__Stated problem__: The records below should be written out again, exactly.

__Materials provided__:
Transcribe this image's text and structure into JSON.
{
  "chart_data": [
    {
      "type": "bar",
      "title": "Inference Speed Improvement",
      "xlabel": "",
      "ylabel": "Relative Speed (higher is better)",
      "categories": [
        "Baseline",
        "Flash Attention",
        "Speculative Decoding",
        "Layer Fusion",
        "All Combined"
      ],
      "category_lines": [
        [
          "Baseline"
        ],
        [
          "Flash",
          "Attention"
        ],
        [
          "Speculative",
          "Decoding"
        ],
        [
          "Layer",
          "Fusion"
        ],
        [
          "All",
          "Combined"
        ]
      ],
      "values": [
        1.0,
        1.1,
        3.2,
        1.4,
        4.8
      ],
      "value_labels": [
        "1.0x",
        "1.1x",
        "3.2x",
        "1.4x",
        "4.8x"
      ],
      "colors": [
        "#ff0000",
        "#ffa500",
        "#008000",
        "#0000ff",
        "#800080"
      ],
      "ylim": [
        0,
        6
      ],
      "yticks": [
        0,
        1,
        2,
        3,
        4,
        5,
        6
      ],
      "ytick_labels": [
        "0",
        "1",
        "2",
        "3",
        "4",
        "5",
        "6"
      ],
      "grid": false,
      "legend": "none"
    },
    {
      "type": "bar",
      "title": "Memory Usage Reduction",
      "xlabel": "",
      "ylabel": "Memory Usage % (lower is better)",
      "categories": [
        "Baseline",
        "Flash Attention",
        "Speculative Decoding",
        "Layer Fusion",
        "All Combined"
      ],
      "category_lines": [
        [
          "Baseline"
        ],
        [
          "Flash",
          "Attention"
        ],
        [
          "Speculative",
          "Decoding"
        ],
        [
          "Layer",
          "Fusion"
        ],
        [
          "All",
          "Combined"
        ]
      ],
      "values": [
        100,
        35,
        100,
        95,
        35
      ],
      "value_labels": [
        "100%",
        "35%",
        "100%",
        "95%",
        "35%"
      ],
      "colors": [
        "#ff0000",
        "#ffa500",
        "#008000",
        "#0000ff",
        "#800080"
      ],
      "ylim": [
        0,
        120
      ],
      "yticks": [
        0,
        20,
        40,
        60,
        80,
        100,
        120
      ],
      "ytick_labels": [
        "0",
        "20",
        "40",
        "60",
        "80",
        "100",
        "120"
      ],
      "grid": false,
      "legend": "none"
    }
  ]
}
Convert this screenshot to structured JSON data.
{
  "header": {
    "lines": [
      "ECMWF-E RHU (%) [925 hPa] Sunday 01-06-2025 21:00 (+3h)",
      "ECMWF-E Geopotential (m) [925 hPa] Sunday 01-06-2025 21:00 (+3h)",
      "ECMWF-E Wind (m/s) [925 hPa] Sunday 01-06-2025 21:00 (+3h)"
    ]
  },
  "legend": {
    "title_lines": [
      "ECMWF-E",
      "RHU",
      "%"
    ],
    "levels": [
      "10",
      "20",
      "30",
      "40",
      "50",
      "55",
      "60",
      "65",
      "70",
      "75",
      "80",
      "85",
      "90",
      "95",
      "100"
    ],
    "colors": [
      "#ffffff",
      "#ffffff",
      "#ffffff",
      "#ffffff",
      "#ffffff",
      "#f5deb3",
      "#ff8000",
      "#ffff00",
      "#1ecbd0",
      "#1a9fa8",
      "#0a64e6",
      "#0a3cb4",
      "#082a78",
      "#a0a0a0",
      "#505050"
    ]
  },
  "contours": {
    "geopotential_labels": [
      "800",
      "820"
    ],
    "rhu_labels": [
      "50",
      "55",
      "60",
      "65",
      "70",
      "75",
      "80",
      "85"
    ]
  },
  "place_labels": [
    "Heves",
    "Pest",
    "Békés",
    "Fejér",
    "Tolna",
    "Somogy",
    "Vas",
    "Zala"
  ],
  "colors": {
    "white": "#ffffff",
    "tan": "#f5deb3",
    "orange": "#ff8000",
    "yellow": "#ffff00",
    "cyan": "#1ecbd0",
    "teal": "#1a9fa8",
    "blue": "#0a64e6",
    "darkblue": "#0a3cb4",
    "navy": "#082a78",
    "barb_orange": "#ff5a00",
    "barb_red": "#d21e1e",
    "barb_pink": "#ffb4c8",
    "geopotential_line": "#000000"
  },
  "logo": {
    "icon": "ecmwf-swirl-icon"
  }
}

__Written solution__:
Transcribe this image's text and structure into JSON.
{
  "chart_data": [
    {
      "type": "bar",
      "title": "Inference Speed Improvement",
      "xlabel": "",
      "ylabel": "Relative Speed (higher is better)",
      "categories": [
        "Baseline",
        "Flash Attention",
        "Speculative Decoding",
        "Layer Fusion",
        "All Combined"
      ],
      "category_lines": [
        [
          "Baseline"
        ],
        [
          "Flash",
          "Attention"
        ],
        [
          "Speculative",
          "Decoding"
        ],
        [
          "Layer",
          "Fusion"
        ],
        [
          "All",
          "Combined"
        ]
      ],
      "values": [
        1.0,
        1.1,
        3.2,
        1.4,
        4.8
      ],
      "value_labels": [
        "1.0x",
        "1.1x",
        "3.2x",
        "1.4x",
        "4.8x"
      ],
      "colors": [
        "#ff0000",
        "#ffa500",
        "#008000",
        "#0000ff",
        "#800080"
      ],
      "ylim": [
        0,
        6
      ],
      "yticks": [
        0,
        1,
        2,
        3,
        4,
        5,
        6
      ],
      "ytick_labels": [
        "0",
        "1",
        "2",
        "3",
        "4",
        "5",
        "6"
      ],
      "grid": false,
      "legend": "none"
    },
    {
      "type": "bar",
      "title": "Memory Usage Reduction",
      "xlabel": "",
      "ylabel": "Memory Usage % (lower is better)",
      "categories": [
        "Baseline",
        "Flash Attention",
        "Speculative Decoding",
        "Layer Fusion",
        "All Combined"
      ],
      "category_lines": [
        [
          "Baseline"
        ],
        [
          "Flash",
          "Attention"
        ],
        [
          "Speculative",
          "Decoding"
        ],
        [
          "Layer",
          "Fusion"
        ],
        [
          "All",
          "Combined"
        ]
      ],
      "values": [
        100,
        35,
        100,
        95,
        35
      ],
      "value_labels": [
        "100%",
        "35%",
        "100%",
        "95%",
        "35%"
      ],
      "colors": [
        "#ff0000",
        "#ffa500",
        "#008000",
        "#0000ff",
        "#800080"
      ],
      "ylim": [
        0,
        120
      ],
      "yticks": [
        0,
        20,
        40,
        60,
        80,
        100,
        120
      ],
      "ytick_labels": [
        "0",
        "20",
        "40",
        "60",
        "80",
        "100",
        "120"
      ],
      "grid": false,
      "legend": "none"
    }
  ]
}
Convert this screenshot to structured JSON data.
{
  "header": {
    "lines": [
      "ECMWF-E RHU (%) [925 hPa] Sunday 01-06-2025 21:00 (+3h)",
      "ECMWF-E Geopotential (m) [925 hPa] Sunday 01-06-2025 21:00 (+3h)",
      "ECMWF-E Wind (m/s) [925 hPa] Sunday 01-06-2025 21:00 (+3h)"
    ]
  },
  "legend": {
    "title_lines": [
      "ECMWF-E",
      "RHU",
      "%"
    ],
    "levels": [
      "10",
      "20",
      "30",
      "40",
      "50",
      "55",
      "60",
      "65",
      "70",
      "75",
      "80",
      "85",
      "90",
      "95",
      "100"
    ],
    "colors": [
      "#ffffff",
      "#ffffff",
      "#ffffff",
      "#ffffff",
      "#ffffff",
      "#f5deb3",
      "#ff8000",
      "#ffff00",
      "#1ecbd0",
      "#1a9fa8",
      "#0a64e6",
      "#0a3cb4",
      "#082a78",
      "#a0a0a0",
      "#505050"
    ]
  },
  "contours": {
    "geopotential_labels": [
      "800",
      "820"
    ],
    "rhu_labels": [
      "50",
      "55",
      "60",
      "65",
      "70",
      "75",
      "80",
      "85"
    ]
  },
  "place_labels": [
    "Heves",
    "Pest",
    "Békés",
    "Fejér",
    "Tolna",
    "Somogy",
    "Vas",
    "Zala"
  ],
  "colors": {
    "white": "#ffffff",
    "tan": "#f5deb3",
    "orange": "#ff8000",
    "yellow": "#ffff00",
    "cyan": "#1ecbd0",
    "teal": "#1a9fa8",
    "blue": "#0a64e6",
    "darkblue": "#0a3cb4",
    "navy": "#082a78",
    "barb_orange": "#ff5a00",
    "barb_red": "#d21e1e",
    "barb_pink": "#ffb4c8",
    "geopotential_line": "#000000"
  },
  "logo": {
    "icon": "ecmwf-swirl-icon"
  }
}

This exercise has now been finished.